### What is required
Go through the entries and count the lines with the string "Recommended" in them. Give only that number.

[Extracted data entries]
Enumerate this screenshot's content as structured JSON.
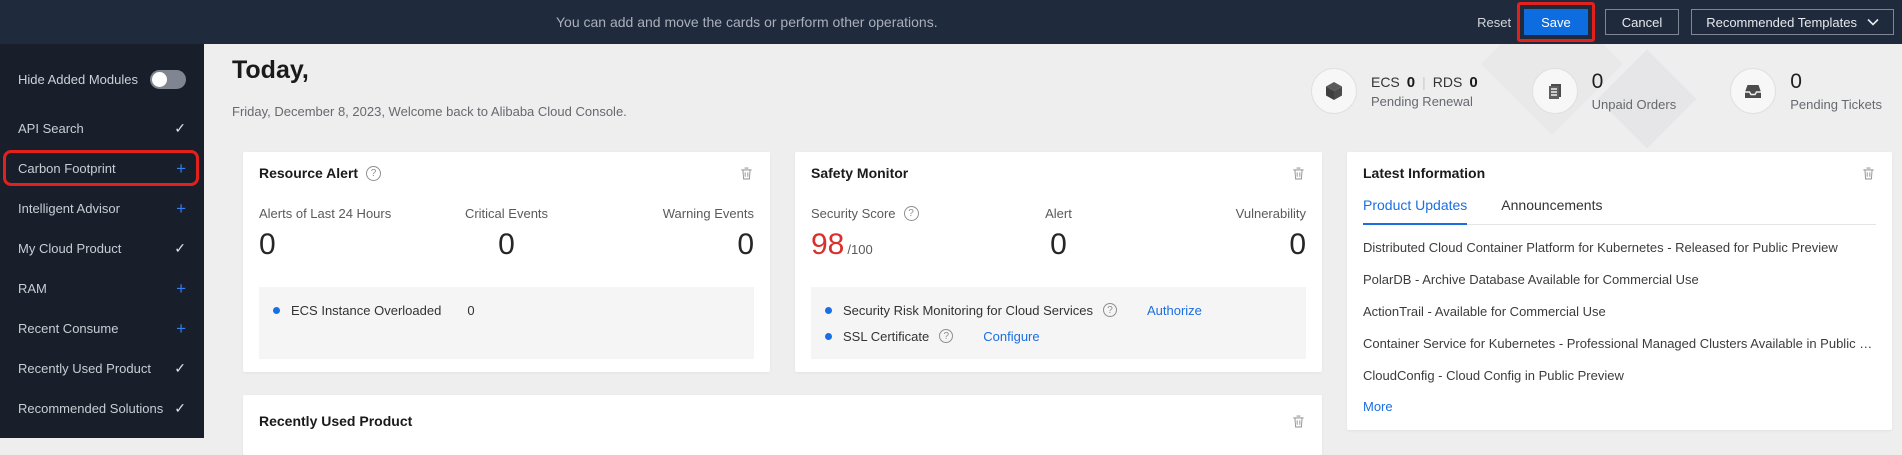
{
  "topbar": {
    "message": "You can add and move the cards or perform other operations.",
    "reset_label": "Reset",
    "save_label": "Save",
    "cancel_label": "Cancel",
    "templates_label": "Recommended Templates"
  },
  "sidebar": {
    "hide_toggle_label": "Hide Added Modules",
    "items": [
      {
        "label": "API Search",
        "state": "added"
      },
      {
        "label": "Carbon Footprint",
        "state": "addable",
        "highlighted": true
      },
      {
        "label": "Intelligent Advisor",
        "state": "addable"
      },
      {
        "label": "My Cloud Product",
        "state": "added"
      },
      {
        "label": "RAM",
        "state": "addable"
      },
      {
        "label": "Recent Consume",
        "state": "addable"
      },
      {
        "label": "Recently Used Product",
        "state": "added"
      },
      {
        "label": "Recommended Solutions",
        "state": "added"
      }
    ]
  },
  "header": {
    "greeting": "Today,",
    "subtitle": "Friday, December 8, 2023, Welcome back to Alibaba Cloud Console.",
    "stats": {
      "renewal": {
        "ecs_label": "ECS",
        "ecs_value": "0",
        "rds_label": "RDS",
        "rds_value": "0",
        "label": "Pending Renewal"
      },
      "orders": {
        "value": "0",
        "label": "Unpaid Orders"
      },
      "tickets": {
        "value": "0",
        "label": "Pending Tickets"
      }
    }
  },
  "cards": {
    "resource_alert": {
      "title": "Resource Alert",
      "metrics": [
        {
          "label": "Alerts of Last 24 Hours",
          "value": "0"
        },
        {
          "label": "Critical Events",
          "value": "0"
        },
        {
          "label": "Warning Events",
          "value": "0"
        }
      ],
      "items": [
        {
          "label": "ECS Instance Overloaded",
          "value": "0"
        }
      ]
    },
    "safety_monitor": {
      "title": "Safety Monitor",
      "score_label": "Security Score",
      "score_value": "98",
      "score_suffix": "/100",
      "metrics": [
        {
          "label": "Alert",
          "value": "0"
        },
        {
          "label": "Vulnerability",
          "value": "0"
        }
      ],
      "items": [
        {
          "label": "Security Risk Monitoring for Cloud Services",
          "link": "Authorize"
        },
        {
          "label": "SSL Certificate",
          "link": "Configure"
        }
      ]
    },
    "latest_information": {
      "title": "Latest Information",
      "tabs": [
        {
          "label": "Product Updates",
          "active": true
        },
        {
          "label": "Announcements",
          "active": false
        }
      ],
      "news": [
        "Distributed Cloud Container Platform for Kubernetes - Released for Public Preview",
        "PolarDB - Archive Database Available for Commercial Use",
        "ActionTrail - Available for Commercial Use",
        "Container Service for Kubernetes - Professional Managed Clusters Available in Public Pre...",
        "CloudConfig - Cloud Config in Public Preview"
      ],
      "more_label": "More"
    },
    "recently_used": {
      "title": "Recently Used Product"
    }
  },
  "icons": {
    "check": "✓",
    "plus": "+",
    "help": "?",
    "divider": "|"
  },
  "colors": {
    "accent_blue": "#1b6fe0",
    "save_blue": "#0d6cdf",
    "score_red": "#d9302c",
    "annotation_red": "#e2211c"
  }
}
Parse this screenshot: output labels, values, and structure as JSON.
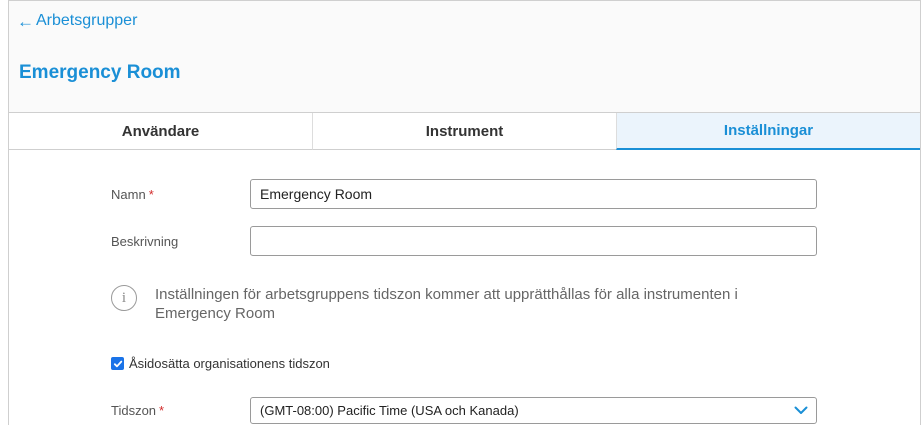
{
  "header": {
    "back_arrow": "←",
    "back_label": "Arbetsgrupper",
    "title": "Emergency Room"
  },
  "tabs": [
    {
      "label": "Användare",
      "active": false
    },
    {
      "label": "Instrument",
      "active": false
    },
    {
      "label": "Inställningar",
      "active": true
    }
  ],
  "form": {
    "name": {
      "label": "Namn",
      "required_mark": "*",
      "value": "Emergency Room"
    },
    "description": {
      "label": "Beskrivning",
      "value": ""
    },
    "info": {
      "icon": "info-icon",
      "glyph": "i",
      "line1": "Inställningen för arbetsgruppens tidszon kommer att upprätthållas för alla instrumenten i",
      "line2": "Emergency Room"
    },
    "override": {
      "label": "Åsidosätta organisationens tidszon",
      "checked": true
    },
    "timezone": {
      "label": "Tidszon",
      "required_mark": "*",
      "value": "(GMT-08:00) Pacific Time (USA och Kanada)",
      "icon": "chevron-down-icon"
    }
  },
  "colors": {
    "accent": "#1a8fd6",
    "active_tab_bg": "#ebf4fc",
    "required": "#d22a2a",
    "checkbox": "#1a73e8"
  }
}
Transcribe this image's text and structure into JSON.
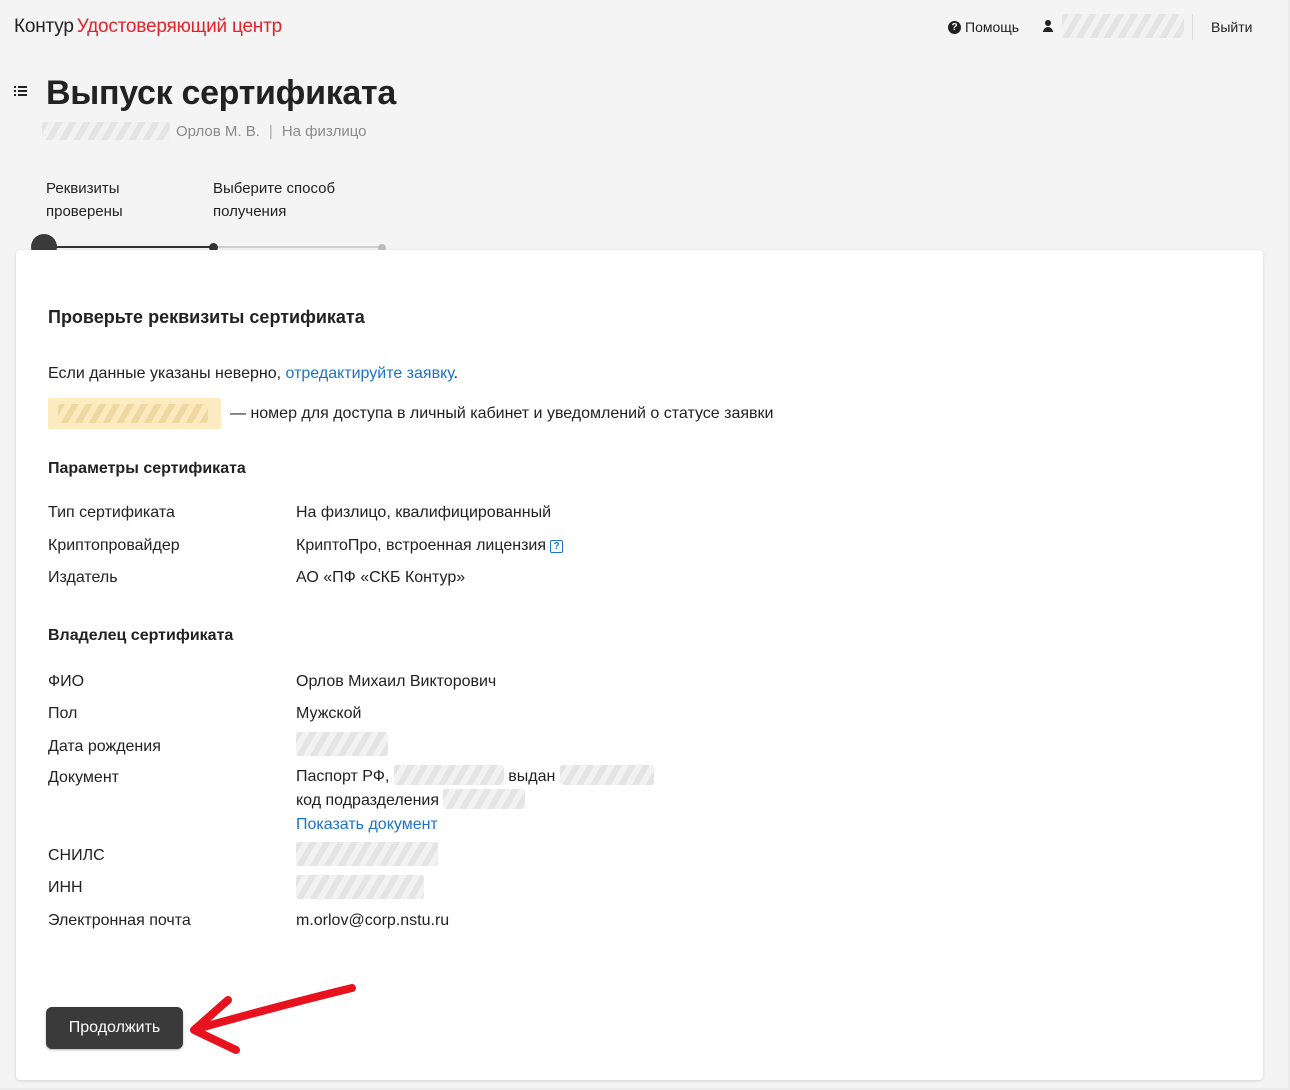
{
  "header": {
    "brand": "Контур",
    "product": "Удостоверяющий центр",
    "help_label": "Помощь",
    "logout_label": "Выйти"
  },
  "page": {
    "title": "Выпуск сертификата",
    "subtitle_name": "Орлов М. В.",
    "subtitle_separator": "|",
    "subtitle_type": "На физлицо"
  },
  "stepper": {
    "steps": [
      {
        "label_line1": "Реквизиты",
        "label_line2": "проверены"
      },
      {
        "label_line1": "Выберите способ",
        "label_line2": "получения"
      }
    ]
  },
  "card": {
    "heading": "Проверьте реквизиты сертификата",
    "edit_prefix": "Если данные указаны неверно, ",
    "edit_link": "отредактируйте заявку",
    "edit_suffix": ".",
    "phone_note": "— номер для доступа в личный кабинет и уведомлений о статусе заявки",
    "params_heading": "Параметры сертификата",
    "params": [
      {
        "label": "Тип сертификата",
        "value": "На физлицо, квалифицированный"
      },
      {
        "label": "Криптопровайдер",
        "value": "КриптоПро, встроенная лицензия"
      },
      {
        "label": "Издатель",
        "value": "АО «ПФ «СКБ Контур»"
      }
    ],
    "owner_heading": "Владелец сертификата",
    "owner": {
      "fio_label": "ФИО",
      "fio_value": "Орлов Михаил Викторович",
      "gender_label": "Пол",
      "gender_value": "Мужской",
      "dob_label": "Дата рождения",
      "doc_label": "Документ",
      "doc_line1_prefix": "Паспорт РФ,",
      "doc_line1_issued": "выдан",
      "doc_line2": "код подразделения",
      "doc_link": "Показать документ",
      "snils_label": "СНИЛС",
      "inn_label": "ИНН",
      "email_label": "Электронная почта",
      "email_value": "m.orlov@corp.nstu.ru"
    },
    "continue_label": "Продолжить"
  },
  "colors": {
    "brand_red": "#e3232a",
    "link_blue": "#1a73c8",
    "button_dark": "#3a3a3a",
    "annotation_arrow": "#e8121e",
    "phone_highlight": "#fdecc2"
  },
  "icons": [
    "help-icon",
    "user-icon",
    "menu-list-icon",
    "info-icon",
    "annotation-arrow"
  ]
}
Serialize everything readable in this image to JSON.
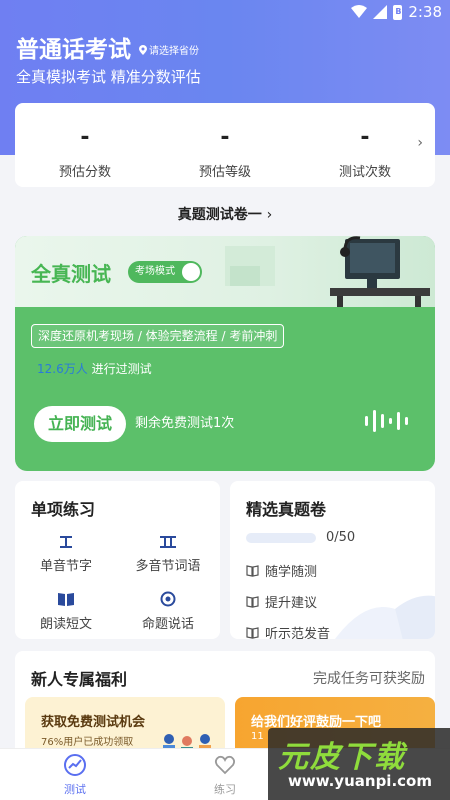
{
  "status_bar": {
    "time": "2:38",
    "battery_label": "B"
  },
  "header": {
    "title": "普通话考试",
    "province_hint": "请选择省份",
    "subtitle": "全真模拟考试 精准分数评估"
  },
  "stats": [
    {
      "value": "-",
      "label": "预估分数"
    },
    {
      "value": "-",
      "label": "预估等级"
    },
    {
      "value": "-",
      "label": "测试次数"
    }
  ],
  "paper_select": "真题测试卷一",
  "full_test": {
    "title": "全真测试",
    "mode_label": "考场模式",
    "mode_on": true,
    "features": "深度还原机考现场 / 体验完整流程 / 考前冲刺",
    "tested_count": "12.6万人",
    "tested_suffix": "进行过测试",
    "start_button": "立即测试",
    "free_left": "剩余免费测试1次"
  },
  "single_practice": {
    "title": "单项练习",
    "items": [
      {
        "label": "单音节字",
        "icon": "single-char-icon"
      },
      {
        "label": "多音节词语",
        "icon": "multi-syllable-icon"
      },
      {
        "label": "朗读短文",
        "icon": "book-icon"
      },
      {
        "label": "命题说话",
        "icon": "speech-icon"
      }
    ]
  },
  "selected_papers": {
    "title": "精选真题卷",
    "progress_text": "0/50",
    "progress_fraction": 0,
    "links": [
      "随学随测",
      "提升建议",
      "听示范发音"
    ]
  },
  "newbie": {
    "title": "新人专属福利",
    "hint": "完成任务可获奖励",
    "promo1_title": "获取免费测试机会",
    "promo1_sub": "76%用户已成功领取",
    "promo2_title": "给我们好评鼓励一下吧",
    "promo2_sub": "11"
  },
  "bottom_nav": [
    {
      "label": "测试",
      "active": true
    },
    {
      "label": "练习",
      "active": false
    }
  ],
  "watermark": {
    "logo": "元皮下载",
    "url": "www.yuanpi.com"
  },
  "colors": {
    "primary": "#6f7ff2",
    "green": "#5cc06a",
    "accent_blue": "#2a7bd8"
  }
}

### Full solution
2